### Exercise materials
....

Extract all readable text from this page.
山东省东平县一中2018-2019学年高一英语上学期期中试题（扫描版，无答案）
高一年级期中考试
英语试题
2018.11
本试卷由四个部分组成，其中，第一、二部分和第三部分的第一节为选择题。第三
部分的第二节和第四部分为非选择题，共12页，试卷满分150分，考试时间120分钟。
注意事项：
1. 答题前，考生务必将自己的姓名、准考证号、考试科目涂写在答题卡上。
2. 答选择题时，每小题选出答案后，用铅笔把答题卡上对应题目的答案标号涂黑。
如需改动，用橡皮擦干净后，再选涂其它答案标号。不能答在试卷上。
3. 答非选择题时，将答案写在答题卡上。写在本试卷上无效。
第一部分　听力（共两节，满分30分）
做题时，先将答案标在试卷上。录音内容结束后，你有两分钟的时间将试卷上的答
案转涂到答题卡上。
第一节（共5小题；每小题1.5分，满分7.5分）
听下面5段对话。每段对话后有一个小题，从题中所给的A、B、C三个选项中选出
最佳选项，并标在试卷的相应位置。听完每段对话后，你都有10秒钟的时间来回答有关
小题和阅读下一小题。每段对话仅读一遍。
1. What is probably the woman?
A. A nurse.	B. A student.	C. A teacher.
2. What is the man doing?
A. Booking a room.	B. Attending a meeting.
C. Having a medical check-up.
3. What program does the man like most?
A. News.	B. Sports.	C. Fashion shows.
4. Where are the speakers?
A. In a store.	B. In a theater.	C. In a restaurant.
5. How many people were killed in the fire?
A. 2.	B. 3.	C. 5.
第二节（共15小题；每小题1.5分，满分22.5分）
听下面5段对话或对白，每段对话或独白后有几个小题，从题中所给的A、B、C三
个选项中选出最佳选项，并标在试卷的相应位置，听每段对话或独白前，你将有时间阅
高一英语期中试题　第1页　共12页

....

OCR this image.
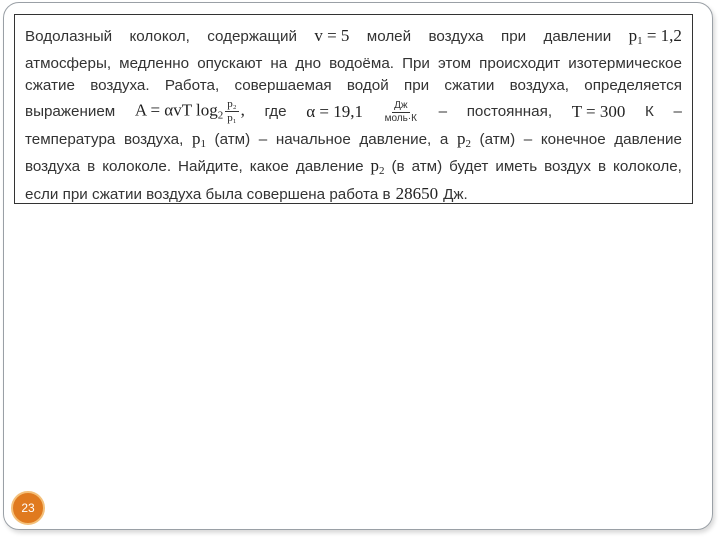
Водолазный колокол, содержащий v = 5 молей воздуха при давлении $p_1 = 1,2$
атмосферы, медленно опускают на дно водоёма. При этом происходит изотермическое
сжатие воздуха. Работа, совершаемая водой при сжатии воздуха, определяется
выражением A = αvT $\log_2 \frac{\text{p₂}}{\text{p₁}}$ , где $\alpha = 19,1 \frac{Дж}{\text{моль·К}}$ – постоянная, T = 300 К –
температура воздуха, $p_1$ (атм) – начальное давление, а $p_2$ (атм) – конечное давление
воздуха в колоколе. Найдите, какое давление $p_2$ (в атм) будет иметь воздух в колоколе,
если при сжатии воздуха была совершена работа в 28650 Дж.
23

....

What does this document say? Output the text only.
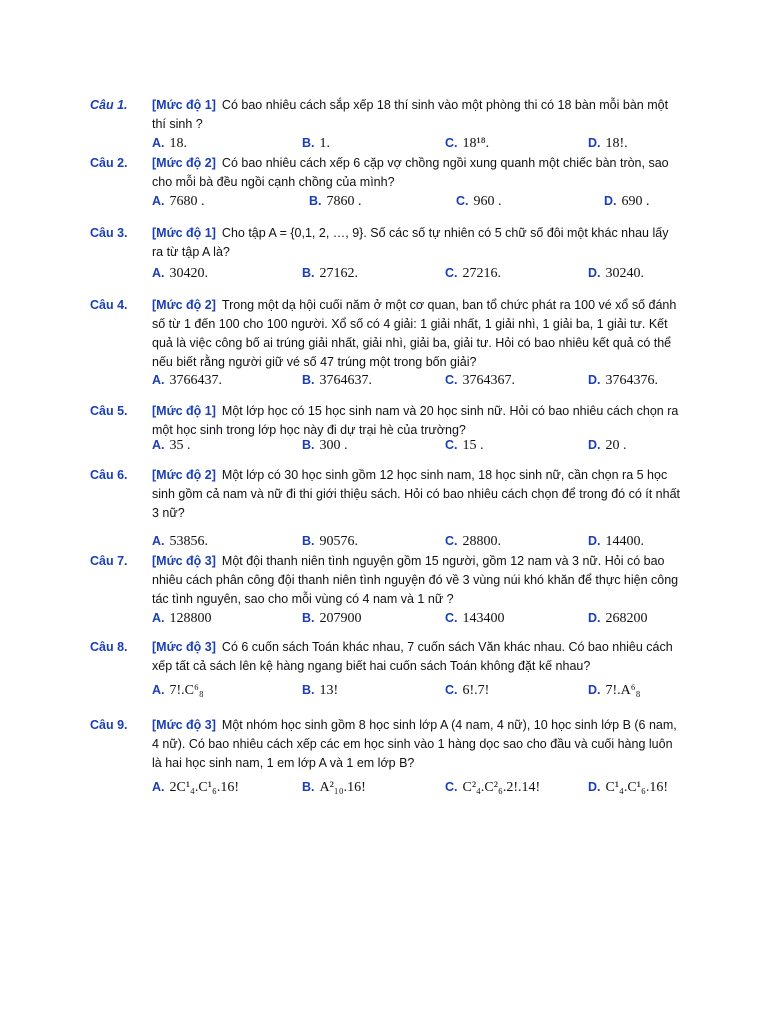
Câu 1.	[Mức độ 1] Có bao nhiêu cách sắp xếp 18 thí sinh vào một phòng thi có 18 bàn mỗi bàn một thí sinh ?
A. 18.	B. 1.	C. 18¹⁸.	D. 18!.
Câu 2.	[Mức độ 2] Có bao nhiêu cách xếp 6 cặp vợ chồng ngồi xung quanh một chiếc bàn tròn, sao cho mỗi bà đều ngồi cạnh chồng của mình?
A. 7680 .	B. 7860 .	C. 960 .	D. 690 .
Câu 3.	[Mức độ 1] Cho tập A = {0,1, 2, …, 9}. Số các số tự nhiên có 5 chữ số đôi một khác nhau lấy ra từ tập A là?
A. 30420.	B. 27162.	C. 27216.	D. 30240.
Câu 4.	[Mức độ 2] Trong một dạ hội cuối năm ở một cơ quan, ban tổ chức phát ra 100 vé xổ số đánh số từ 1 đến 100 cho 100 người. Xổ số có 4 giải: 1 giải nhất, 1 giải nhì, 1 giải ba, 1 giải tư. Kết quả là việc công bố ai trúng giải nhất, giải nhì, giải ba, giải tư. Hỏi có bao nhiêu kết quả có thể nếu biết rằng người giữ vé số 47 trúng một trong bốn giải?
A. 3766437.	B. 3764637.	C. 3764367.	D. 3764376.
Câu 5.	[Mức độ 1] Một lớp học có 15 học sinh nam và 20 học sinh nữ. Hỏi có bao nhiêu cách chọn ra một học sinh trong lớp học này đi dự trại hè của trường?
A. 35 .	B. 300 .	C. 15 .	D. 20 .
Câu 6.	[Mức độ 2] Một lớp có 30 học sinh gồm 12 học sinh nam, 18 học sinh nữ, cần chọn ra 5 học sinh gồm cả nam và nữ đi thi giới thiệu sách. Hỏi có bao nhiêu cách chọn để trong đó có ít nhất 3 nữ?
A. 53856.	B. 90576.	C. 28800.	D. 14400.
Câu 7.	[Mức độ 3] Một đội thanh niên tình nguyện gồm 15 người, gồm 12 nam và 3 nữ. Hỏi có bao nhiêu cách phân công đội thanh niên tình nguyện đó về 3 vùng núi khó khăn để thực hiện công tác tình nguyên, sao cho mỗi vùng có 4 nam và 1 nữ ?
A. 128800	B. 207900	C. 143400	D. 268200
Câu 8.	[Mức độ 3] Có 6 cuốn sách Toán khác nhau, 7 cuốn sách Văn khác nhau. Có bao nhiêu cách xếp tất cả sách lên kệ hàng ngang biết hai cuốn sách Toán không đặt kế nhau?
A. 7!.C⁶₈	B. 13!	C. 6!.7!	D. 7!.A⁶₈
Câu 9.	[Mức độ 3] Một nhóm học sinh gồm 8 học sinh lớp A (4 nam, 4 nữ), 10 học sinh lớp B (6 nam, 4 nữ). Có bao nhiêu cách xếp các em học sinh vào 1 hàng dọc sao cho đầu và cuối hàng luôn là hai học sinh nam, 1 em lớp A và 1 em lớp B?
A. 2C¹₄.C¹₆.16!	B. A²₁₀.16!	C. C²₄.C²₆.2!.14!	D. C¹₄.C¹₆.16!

....

### What you need to do
For each line above that contains the word "hàng", copy that line.

### Answer to this exercise
Câu 8.	[Mức độ 3] Có 6 cuốn sách Toán khác nhau, 7 cuốn sách Văn khác nhau. Có bao nhiêu cách xếp tất cả sách lên kệ hàng ngang biết hai cuốn sách Toán không đặt kế nhau?
Câu 9.	[Mức độ 3] Một nhóm học sinh gồm 8 học sinh lớp A (4 nam, 4 nữ), 10 học sinh lớp B (6 nam, 4 nữ). Có bao nhiêu cách xếp các em học sinh vào 1 hàng dọc sao cho đầu và cuối hàng luôn là hai học sinh nam, 1 em lớp A và 1 em lớp B?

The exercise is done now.